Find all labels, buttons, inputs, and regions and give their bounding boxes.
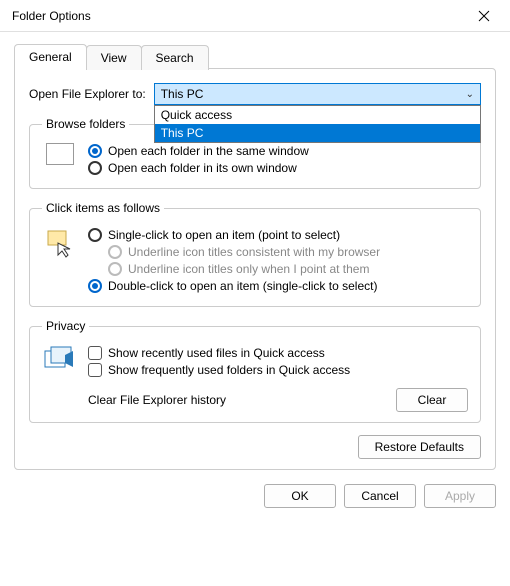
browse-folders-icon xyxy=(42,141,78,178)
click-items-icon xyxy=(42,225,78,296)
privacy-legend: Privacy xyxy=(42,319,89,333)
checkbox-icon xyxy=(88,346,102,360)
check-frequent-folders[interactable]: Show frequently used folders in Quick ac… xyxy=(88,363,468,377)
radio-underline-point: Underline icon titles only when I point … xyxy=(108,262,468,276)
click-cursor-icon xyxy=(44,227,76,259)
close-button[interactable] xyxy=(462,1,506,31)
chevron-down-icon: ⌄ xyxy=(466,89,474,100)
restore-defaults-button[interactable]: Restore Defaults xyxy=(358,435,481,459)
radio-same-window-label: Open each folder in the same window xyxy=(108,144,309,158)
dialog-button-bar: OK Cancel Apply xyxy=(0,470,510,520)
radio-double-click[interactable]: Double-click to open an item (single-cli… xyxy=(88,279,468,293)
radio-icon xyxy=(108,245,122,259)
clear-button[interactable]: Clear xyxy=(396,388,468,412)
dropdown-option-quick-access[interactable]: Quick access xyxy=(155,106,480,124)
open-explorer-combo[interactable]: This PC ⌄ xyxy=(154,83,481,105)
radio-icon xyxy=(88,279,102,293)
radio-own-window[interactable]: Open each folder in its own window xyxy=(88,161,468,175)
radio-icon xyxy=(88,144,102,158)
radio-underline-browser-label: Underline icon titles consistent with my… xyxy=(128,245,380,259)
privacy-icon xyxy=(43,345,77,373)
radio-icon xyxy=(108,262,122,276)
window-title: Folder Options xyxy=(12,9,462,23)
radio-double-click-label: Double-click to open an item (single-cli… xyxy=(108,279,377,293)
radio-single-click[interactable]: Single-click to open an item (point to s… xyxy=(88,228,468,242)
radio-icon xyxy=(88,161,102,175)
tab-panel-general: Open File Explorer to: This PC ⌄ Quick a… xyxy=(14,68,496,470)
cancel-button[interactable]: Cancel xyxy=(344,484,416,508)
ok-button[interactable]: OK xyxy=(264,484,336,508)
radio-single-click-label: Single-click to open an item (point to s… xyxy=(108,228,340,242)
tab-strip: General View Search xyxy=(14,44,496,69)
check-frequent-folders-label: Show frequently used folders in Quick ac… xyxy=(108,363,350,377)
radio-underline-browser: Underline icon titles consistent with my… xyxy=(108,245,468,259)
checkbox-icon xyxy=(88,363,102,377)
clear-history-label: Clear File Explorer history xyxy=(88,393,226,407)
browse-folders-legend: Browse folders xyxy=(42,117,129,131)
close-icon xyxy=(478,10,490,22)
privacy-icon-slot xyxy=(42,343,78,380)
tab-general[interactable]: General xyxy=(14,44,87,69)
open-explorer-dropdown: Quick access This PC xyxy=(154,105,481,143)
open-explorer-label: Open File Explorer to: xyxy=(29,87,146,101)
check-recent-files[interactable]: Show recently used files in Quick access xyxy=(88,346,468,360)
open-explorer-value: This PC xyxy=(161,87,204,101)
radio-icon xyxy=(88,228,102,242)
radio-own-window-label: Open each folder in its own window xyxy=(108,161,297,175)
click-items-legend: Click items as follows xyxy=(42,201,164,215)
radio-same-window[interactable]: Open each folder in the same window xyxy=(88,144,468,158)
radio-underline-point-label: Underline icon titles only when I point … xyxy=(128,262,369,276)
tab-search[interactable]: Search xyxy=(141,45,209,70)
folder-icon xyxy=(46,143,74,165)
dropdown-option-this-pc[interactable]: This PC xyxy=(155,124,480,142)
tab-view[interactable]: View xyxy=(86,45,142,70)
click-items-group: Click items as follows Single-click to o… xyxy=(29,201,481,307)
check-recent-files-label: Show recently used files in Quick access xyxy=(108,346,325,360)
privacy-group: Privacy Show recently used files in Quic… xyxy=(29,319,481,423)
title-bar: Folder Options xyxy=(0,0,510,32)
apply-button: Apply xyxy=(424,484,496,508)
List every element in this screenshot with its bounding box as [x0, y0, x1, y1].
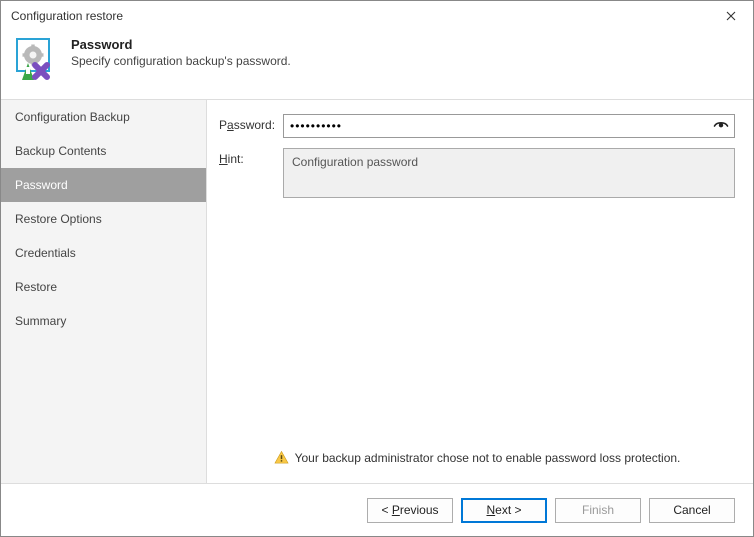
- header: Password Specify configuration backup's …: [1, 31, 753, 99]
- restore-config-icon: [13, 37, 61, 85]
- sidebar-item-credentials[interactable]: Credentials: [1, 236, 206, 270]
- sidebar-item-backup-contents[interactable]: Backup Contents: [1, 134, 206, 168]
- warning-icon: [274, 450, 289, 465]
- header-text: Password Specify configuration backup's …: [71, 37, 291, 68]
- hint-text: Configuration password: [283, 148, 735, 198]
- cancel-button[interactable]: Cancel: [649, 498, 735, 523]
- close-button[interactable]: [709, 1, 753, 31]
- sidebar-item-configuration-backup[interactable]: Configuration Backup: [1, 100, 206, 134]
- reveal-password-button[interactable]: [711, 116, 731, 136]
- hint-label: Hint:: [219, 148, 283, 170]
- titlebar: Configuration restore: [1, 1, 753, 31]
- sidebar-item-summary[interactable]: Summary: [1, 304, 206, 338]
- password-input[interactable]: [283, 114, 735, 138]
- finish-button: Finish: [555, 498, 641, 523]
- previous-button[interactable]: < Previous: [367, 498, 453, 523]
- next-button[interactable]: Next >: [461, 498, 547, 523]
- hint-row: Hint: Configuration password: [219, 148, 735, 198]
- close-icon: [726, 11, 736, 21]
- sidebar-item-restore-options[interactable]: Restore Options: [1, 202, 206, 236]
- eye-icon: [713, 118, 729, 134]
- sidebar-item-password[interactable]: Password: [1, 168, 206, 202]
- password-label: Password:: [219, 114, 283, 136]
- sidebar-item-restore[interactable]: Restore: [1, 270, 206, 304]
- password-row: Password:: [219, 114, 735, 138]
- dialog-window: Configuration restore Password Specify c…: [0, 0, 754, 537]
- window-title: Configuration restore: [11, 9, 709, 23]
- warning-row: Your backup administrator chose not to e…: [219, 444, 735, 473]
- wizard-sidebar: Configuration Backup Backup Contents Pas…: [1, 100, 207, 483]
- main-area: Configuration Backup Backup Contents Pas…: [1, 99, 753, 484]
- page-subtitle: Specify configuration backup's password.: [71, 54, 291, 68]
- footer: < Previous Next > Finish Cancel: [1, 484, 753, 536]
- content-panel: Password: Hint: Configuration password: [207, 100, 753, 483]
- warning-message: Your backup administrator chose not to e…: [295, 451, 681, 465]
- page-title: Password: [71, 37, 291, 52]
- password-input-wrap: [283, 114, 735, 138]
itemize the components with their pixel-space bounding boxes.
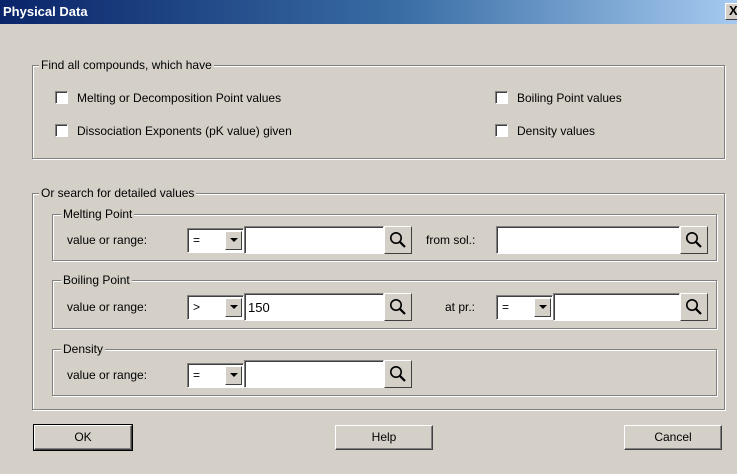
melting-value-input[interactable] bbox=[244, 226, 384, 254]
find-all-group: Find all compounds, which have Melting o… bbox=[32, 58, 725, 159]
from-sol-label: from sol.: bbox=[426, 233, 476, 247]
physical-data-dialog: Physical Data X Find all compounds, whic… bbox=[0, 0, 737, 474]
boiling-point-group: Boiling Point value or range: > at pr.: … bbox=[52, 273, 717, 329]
---+---
Exercise goal ▸
Output as a numbered list the lines from the one containing "melting-value-input[interactable] bbox=[244, 226, 384, 254]" through the end of the records, omitting any blank lines.

Answer below ▸
1. melting-value-input[interactable] bbox=[244, 226, 384, 254]
2. find-all-group: Find all compounds, which have Melting o… bbox=[32, 58, 725, 159]
3. from-sol-label: from sol.: bbox=[426, 233, 476, 247]
4. physical-data-dialog: Physical Data X Find all compounds, whic… bbox=[0, 0, 737, 474]
5. boiling-point-group: Boiling Point value or range: > at pr.: … bbox=[52, 273, 717, 329]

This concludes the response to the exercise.